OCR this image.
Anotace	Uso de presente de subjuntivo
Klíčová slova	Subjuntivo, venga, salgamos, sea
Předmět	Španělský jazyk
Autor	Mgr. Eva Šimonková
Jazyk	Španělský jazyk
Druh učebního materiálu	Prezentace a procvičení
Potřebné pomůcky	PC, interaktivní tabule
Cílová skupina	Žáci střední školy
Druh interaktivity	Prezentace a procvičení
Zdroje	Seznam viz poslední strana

.....

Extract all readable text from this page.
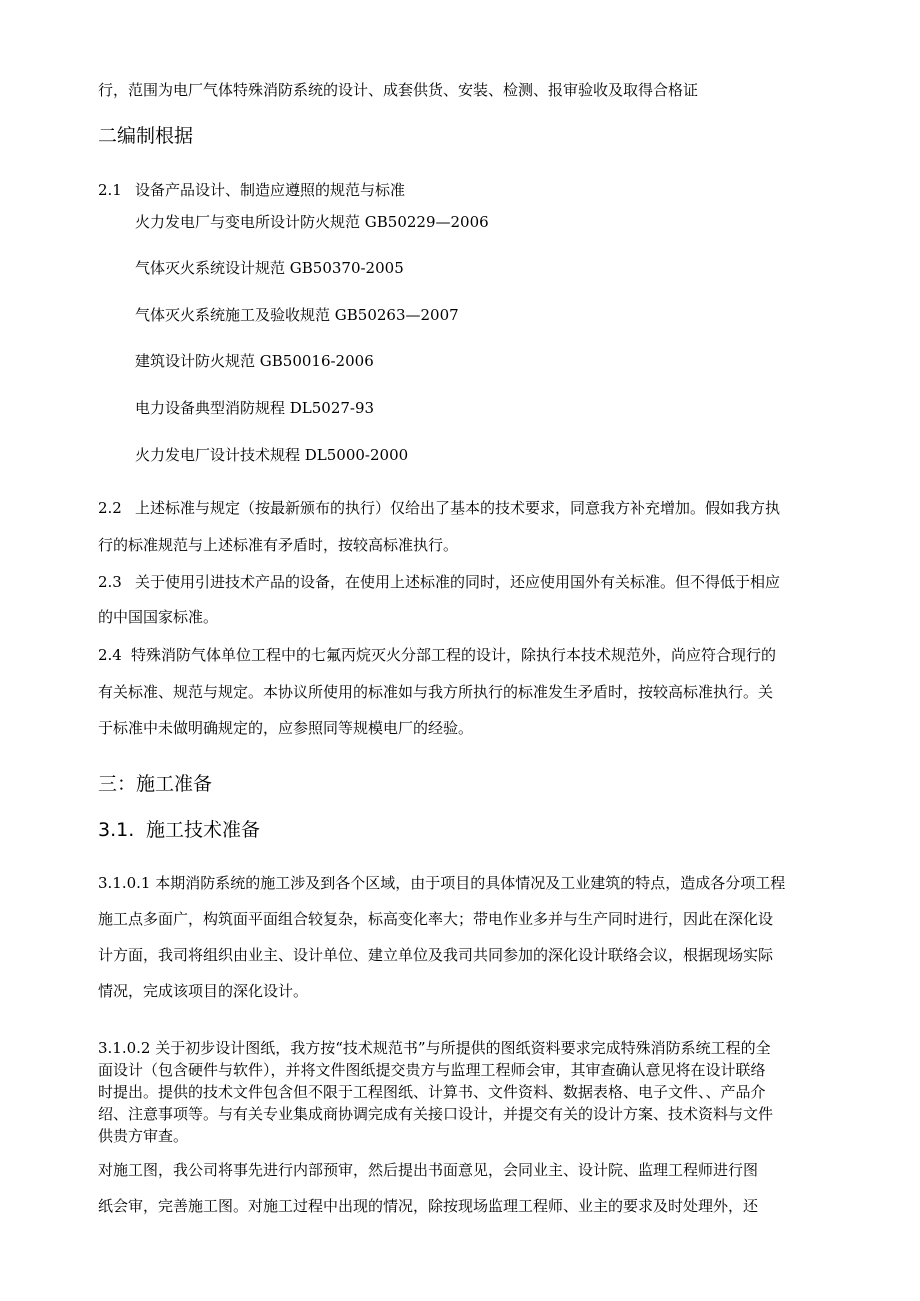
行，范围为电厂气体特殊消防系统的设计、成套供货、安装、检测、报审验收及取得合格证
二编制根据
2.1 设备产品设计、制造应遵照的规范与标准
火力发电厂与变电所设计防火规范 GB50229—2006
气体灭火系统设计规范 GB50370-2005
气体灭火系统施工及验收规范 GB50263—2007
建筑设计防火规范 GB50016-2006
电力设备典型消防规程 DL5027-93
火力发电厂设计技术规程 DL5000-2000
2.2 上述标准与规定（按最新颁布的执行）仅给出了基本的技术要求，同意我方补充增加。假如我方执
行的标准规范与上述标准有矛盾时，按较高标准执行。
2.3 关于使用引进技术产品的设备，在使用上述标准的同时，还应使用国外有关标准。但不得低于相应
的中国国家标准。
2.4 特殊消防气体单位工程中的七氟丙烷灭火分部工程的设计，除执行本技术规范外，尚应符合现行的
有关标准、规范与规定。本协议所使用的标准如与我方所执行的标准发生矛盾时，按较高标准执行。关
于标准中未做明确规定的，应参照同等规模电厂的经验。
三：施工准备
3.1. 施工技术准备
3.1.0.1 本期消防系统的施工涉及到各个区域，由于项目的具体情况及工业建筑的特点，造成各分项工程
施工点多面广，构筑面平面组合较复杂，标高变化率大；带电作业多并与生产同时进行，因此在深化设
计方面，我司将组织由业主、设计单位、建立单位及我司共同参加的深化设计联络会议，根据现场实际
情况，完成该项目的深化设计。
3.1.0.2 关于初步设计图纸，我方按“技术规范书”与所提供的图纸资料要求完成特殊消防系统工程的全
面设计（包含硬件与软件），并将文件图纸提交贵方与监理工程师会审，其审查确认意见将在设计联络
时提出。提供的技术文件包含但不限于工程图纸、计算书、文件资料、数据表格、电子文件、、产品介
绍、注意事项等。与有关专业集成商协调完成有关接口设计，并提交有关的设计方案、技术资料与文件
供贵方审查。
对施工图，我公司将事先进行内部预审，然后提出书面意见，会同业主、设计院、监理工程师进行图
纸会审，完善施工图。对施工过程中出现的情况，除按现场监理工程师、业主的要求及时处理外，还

.....

● **Work to complete**:
Identify every line above with the string "Prezentace" in it. Copy those lines.

● **The reply**:
Druh učebního materiálu	Prezentace a procvičení
Druh interaktivity	Prezentace a procvičení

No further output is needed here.